**THE REQUEST**
Every line of the data that contains the string "zastosowane" must be copied.

**RECORDS SHOWN**
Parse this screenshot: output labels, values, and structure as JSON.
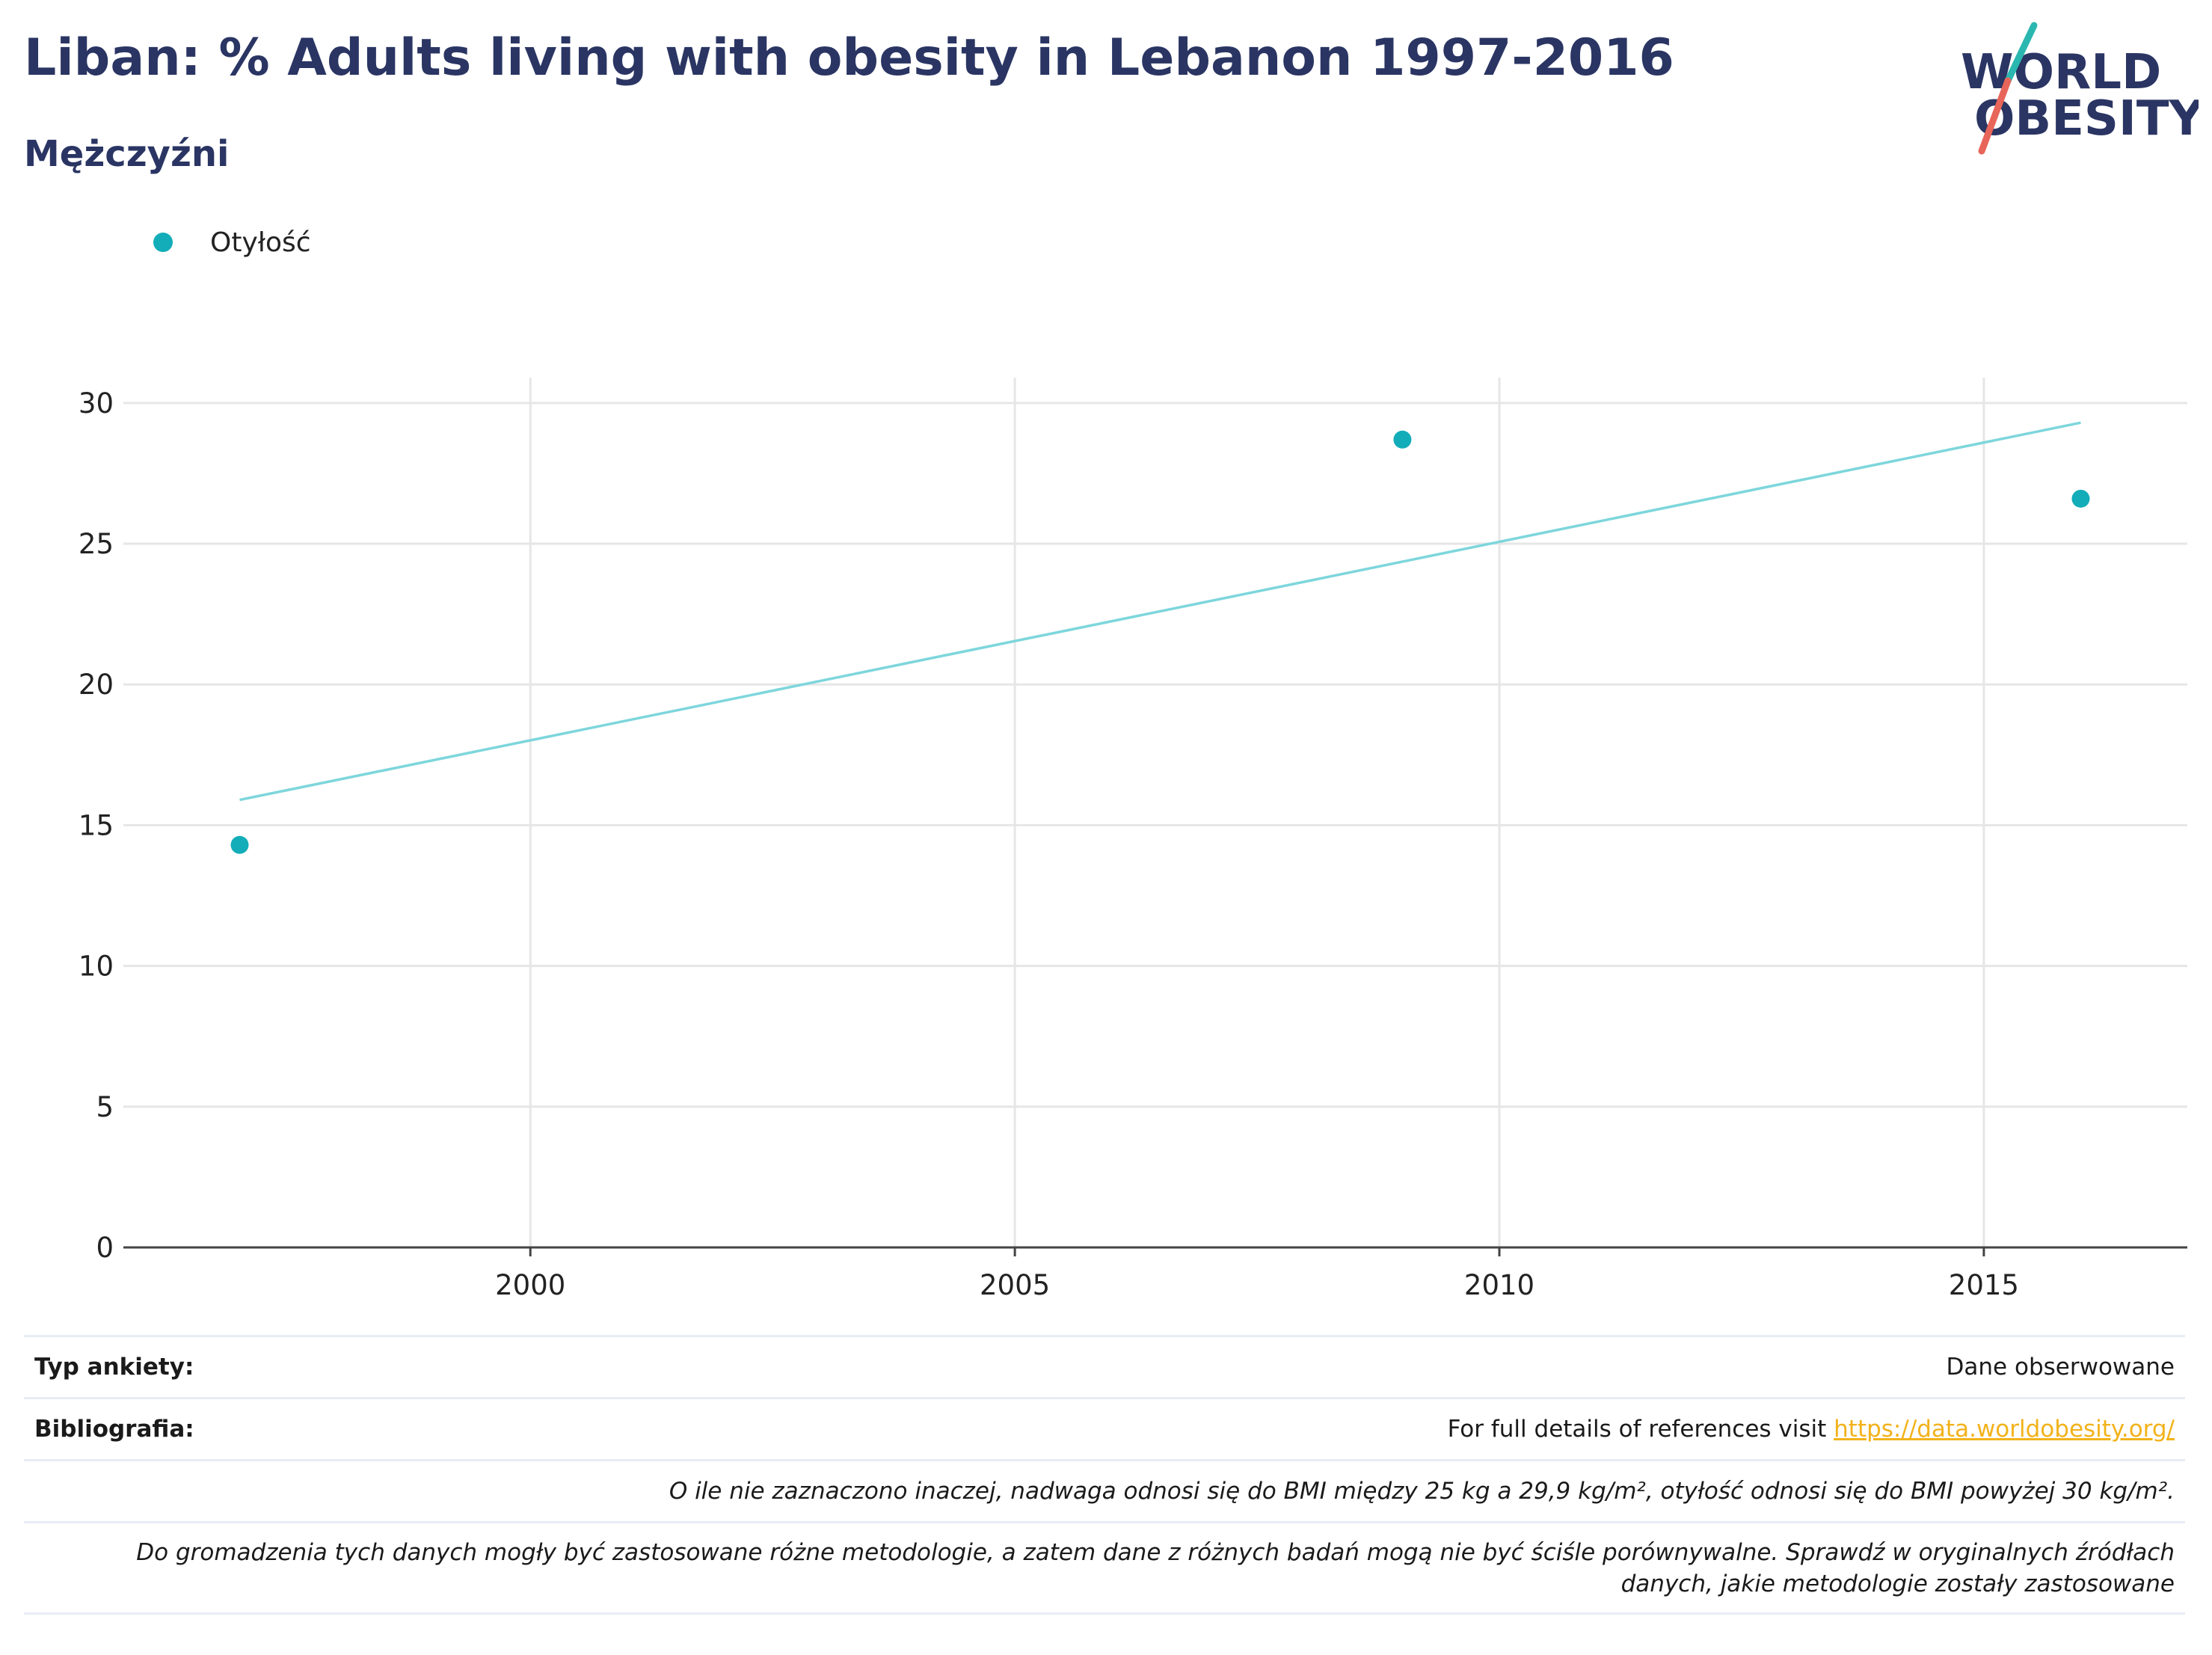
{
  "header": {
    "title": "Liban: % Adults living with obesity in Lebanon 1997-2016",
    "subtitle": "Mężczyźni"
  },
  "logo": {
    "line1": "WORLD",
    "line2": "OBESITY"
  },
  "legend": {
    "label": "Otyłość",
    "color": "#12adb8"
  },
  "chart_data": {
    "type": "scatter",
    "x_ticks": [
      "2000",
      "2005",
      "2010",
      "2015"
    ],
    "y_ticks": [
      "0",
      "5",
      "10",
      "15",
      "20",
      "25",
      "30"
    ],
    "xlim": [
      1995.8,
      2017.1
    ],
    "ylim": [
      0,
      30.9
    ],
    "grid": true,
    "legend_position": "top-left",
    "series": [
      {
        "name": "Otyłość",
        "color": "#12adb8",
        "points": [
          {
            "x": 1997,
            "y": 14.3
          },
          {
            "x": 2009,
            "y": 28.7
          },
          {
            "x": 2016,
            "y": 26.6
          }
        ]
      }
    ],
    "trendline": {
      "color": "#7dd6dc",
      "points": [
        {
          "x": 1997,
          "y": 15.9
        },
        {
          "x": 2016,
          "y": 29.3
        }
      ]
    }
  },
  "info": {
    "survey_type_label": "Typ ankiety:",
    "survey_type_value": "Dane obserwowane",
    "bibliography_label": "Bibliografia:",
    "bibliography_text": "For full details of references visit ",
    "bibliography_link": "https://data.worldobesity.org/",
    "note1": "O ile nie zaznaczono inaczej, nadwaga odnosi się do BMI między 25 kg a 29,9 kg/m², otyłość odnosi się do BMI powyżej 30 kg/m².",
    "note2_line1": "Do gromadzenia tych danych mogły być zastosowane różne metodologie, a zatem dane z różnych badań mogą nie być ściśle porównywalne. Sprawdź w oryginalnych źródłach",
    "note2_line2": "danych, jakie metodologie zostały zastosowane"
  }
}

**CORRECT RESULT**
    "note2_line1": "Do gromadzenia tych danych mogły być zastosowane różne metodologie, a zatem dane z różnych badań mogą nie być ściśle porównywalne. Sprawdź w oryginalnych źródłach",
    "note2_line2": "danych, jakie metodologie zostały zastosowane"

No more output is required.